▶ **Short problem A**
Extract the passage of the lawn mower thread between "Check exhaust port" and "is that good?", inclusive.

▶ **Reading text**
•••••
# 4.5hp lawnboy mower



## mowerboy (Oct 24, 2006)

i have a 4.5hp lawnboy mower made around 10 years ago and its been working fine until it started sounding really loud then it wouldn't start. i tried to pull start it and it feels like the flywheel is stiff because it takes a lot of pulling to spin the flywheel but when it does spin the flywheel it never starts? anyone know how to fix this problem?


----------



## tommyj3 (Sep 16, 2006)

Check exhaust port under the deck maybe plug-up.


----------



## mowerboy (Oct 24, 2006)

ok i looked under the deck and there is a couple fins but their not plugged at all. then i took the exhaust thing off and there was 2 pieces of medal loose, is that good?


----------



## 30yearTech (Sep 14, 2006)

The baffle may have come loose in your muffler, look up into the exhaust port you should be able to see the piston and cylinder, if it is plugged it will just look black and you will not see the ports. Remove the spark plug and rotate the blade around by hand, if the ports are open you will be able to see the piston moving up and down. Look at the piston for scoring (deep scratches) in the side you can see, also take a small screw driver or punch and push on the piston rings, they should spring in and out slightly.


----------
•••••
▶ **Dataset excerpts**
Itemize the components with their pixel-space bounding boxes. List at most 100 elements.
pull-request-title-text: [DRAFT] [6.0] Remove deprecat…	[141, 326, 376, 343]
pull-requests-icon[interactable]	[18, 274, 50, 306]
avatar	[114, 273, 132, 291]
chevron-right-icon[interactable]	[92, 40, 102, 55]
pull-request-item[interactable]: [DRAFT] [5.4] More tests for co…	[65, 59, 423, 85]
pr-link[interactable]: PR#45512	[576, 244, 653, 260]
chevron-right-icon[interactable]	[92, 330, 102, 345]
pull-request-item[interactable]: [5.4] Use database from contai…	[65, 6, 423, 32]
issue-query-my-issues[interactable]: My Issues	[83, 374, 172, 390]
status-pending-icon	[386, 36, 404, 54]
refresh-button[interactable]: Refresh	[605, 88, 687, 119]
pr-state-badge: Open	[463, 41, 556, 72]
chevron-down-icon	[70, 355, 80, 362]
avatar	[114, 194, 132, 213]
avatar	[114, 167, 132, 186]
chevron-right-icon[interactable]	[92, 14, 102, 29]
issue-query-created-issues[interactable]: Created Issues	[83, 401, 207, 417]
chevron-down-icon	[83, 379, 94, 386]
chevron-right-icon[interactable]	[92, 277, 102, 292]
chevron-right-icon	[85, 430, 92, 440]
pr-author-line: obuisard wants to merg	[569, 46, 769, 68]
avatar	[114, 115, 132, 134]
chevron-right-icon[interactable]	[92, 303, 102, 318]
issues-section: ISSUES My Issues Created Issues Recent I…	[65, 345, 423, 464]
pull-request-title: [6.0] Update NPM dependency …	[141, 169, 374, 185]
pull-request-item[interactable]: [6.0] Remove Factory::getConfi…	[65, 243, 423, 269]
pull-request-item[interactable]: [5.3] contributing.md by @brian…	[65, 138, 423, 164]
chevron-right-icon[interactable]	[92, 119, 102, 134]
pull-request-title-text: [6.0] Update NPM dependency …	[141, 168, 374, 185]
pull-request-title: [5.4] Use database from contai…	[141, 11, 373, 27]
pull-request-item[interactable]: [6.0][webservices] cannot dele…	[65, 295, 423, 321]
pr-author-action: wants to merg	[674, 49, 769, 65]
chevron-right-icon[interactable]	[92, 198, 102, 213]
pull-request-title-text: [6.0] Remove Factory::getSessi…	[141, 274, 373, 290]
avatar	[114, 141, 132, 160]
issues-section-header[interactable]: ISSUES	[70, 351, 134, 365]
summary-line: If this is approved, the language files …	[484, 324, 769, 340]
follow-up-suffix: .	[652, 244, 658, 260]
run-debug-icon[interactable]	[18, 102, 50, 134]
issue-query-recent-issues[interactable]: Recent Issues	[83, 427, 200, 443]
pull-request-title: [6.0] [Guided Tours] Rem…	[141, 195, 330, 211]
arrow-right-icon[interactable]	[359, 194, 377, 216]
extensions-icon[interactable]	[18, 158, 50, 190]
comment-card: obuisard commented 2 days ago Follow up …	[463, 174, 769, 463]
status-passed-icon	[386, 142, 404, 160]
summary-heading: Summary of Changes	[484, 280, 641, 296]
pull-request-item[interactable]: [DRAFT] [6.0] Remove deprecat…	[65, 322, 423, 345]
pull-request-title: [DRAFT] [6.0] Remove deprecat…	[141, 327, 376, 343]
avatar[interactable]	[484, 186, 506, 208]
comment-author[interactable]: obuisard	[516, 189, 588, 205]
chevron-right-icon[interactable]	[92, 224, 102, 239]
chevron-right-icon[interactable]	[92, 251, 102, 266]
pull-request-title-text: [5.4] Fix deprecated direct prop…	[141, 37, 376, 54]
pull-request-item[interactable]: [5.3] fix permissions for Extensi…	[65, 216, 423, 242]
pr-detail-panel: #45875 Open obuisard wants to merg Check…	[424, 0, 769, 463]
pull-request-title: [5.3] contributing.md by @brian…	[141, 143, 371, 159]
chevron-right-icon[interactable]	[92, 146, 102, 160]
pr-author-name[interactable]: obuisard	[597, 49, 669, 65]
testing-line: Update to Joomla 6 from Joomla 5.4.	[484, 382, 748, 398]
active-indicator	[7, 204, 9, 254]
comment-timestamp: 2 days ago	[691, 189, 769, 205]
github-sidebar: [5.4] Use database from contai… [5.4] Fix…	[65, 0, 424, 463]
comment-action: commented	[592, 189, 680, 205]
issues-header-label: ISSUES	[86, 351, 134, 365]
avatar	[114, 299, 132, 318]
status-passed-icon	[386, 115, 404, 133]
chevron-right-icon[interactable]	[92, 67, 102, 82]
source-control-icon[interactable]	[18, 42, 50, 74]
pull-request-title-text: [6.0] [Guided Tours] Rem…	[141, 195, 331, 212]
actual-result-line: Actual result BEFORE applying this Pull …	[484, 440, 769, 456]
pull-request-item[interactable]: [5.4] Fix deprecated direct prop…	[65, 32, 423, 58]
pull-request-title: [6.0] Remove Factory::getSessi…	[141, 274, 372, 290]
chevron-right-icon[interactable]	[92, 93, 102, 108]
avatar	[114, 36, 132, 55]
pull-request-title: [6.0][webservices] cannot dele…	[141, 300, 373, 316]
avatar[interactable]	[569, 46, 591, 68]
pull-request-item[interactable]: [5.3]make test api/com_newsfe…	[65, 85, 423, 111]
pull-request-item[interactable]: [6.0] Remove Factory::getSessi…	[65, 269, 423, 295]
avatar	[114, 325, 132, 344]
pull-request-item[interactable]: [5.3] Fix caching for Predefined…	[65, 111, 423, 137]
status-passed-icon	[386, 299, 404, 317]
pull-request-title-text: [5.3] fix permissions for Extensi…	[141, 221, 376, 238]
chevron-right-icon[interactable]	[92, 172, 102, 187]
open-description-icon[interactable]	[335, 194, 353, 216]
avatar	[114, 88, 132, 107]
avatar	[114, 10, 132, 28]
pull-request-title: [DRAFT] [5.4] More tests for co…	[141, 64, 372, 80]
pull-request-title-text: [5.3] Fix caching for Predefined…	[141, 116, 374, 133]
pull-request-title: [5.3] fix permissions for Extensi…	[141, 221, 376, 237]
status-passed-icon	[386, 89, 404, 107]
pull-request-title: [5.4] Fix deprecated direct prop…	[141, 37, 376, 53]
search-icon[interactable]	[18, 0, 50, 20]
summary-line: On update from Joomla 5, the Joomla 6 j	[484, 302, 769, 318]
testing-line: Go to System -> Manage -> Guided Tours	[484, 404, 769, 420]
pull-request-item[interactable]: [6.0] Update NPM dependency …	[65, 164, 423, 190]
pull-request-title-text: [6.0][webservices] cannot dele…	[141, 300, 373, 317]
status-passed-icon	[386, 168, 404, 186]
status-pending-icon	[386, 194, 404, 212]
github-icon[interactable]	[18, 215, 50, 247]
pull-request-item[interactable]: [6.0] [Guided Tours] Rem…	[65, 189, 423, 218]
•••••
▶ **Short problem B**
Copy the lines of the records between their first line and the line holding "40, 102, 55]", inclusive.

▶ **Full answer A**
Check exhaust port under the deck maybe plug-up.


----------



## mowerboy (Oct 24, 2006)

ok i looked under the deck and there is a couple fins but their not plugged at all. then i took the exhaust thing off and there was 2 pieces of medal loose, is that good?

▶ **Full answer B**
Itemize the components with their pixel-space bounding boxes. List at most 100 elements.
pull-request-title-text: [DRAFT] [6.0] Remove deprecat…	[141, 326, 376, 343]
pull-requests-icon[interactable]	[18, 274, 50, 306]
avatar	[114, 273, 132, 291]
chevron-right-icon[interactable]	[92, 40, 102, 55]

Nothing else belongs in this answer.